Records from a collection:
= = = =

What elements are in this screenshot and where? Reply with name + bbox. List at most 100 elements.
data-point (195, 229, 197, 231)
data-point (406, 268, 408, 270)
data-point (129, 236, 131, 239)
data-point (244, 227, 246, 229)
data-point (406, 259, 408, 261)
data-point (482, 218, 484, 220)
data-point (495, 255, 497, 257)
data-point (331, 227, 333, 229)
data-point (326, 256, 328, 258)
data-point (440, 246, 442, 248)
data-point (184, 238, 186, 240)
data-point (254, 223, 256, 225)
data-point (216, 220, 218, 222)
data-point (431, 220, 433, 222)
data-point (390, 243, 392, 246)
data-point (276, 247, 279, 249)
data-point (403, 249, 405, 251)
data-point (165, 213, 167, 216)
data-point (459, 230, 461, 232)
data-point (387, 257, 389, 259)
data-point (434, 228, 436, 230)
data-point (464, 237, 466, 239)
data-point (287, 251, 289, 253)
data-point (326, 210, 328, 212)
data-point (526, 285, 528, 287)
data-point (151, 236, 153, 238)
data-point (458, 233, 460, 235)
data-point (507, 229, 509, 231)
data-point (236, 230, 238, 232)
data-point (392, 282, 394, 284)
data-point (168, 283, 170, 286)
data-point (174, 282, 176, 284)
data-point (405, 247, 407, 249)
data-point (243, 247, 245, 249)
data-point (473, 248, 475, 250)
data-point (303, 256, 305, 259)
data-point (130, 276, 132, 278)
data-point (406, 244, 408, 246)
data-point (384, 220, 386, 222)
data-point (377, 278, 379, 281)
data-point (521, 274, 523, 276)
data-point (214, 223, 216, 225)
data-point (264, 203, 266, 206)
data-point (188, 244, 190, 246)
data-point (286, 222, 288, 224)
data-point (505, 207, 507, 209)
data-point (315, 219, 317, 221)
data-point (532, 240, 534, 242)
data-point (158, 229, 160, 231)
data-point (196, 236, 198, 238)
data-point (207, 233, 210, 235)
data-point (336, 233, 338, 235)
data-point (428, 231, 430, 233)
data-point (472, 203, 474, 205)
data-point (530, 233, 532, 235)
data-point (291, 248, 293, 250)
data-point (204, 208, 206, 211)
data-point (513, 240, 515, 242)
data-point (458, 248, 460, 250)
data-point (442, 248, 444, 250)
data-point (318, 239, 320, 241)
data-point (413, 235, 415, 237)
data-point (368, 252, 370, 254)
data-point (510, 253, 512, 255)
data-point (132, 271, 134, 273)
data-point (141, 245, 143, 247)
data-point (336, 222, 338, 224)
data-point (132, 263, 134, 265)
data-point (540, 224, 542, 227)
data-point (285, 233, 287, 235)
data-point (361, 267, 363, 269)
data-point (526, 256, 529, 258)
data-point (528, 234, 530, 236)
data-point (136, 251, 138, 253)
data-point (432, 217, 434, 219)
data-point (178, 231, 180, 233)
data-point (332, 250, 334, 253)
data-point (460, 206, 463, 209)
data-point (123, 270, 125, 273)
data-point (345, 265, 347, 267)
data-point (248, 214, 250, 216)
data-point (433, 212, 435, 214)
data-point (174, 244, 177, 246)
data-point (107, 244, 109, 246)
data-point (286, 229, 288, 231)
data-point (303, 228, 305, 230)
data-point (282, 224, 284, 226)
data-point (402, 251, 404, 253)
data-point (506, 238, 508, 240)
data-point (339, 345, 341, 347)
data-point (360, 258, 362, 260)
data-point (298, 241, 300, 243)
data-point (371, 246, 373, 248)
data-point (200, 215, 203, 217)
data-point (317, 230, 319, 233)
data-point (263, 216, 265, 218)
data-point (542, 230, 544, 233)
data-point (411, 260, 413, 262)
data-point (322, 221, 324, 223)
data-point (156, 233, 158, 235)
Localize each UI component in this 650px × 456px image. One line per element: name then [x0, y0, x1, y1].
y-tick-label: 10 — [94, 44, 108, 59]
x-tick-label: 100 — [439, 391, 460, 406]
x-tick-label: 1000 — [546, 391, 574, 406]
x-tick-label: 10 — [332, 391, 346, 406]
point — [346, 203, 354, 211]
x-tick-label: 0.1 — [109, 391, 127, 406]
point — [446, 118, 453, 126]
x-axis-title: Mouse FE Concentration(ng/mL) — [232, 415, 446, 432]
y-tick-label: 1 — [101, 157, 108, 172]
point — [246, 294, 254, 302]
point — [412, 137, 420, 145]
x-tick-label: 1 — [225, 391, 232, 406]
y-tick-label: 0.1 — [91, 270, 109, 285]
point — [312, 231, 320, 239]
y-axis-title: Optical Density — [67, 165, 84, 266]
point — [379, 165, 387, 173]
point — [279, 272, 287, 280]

= = = =

▶ Written request
Please duplicate every line of the records above, character for character.

▶ Exercise output
What elements are in this screenshot and where? Reply with name + bbox. List at most 100 elements.
data-point (195, 229, 197, 231)
data-point (406, 268, 408, 270)
data-point (129, 236, 131, 239)
data-point (244, 227, 246, 229)
data-point (406, 259, 408, 261)
data-point (482, 218, 484, 220)
data-point (495, 255, 497, 257)
data-point (331, 227, 333, 229)
data-point (326, 256, 328, 258)
data-point (440, 246, 442, 248)
data-point (184, 238, 186, 240)
data-point (254, 223, 256, 225)
data-point (216, 220, 218, 222)
data-point (431, 220, 433, 222)
data-point (390, 243, 392, 246)
data-point (276, 247, 279, 249)
data-point (403, 249, 405, 251)
data-point (165, 213, 167, 216)
data-point (459, 230, 461, 232)
data-point (387, 257, 389, 259)
data-point (434, 228, 436, 230)
data-point (464, 237, 466, 239)
data-point (287, 251, 289, 253)
data-point (326, 210, 328, 212)
data-point (526, 285, 528, 287)
data-point (151, 236, 153, 238)
data-point (458, 233, 460, 235)
data-point (507, 229, 509, 231)
data-point (236, 230, 238, 232)
data-point (392, 282, 394, 284)
data-point (168, 283, 170, 286)
data-point (174, 282, 176, 284)
data-point (405, 247, 407, 249)
data-point (243, 247, 245, 249)
data-point (473, 248, 475, 250)
data-point (303, 256, 305, 259)
data-point (130, 276, 132, 278)
data-point (406, 244, 408, 246)
data-point (384, 220, 386, 222)
data-point (377, 278, 379, 281)
data-point (521, 274, 523, 276)
data-point (214, 223, 216, 225)
data-point (264, 203, 266, 206)
data-point (188, 244, 190, 246)
data-point (286, 222, 288, 224)
data-point (505, 207, 507, 209)
data-point (315, 219, 317, 221)
data-point (532, 240, 534, 242)
data-point (158, 229, 160, 231)
data-point (196, 236, 198, 238)
data-point (207, 233, 210, 235)
data-point (336, 233, 338, 235)
data-point (428, 231, 430, 233)
data-point (472, 203, 474, 205)
data-point (530, 233, 532, 235)
data-point (291, 248, 293, 250)
data-point (204, 208, 206, 211)
data-point (513, 240, 515, 242)
data-point (458, 248, 460, 250)
data-point (442, 248, 444, 250)
data-point (318, 239, 320, 241)
data-point (413, 235, 415, 237)
data-point (368, 252, 370, 254)
data-point (510, 253, 512, 255)
data-point (132, 271, 134, 273)
data-point (141, 245, 143, 247)
data-point (336, 222, 338, 224)
data-point (132, 263, 134, 265)
data-point (540, 224, 542, 227)
data-point (285, 233, 287, 235)
data-point (361, 267, 363, 269)
data-point (526, 256, 529, 258)
data-point (528, 234, 530, 236)
data-point (136, 251, 138, 253)
data-point (432, 217, 434, 219)
data-point (178, 231, 180, 233)
data-point (332, 250, 334, 253)
data-point (460, 206, 463, 209)
data-point (123, 270, 125, 273)
data-point (345, 265, 347, 267)
data-point (248, 214, 250, 216)
data-point (433, 212, 435, 214)
data-point (174, 244, 177, 246)
data-point (107, 244, 109, 246)
data-point (286, 229, 288, 231)
data-point (303, 228, 305, 230)
data-point (282, 224, 284, 226)
data-point (402, 251, 404, 253)
data-point (506, 238, 508, 240)
data-point (339, 345, 341, 347)
data-point (360, 258, 362, 260)
data-point (298, 241, 300, 243)
data-point (371, 246, 373, 248)
data-point (200, 215, 203, 217)
data-point (317, 230, 319, 233)
data-point (263, 216, 265, 218)
data-point (542, 230, 544, 233)
data-point (411, 260, 413, 262)
data-point (322, 221, 324, 223)
data-point (156, 233, 158, 235)
Localize each UI component in this 650px × 456px image. One line per element: name then [x0, y0, x1, y1].
y-tick-label: 10 — [94, 44, 108, 59]
x-tick-label: 100 — [439, 391, 460, 406]
x-tick-label: 1000 — [546, 391, 574, 406]
x-tick-label: 10 — [332, 391, 346, 406]
point — [346, 203, 354, 211]
x-tick-label: 0.1 — [109, 391, 127, 406]
point — [446, 118, 453, 126]
x-axis-title: Mouse FE Concentration(ng/mL) — [232, 415, 446, 432]
y-tick-label: 1 — [101, 157, 108, 172]
point — [246, 294, 254, 302]
point — [412, 137, 420, 145]
x-tick-label: 1 — [225, 391, 232, 406]
y-tick-label: 0.1 — [91, 270, 109, 285]
point — [312, 231, 320, 239]
y-axis-title: Optical Density — [67, 165, 84, 266]
point — [379, 165, 387, 173]
point — [279, 272, 287, 280]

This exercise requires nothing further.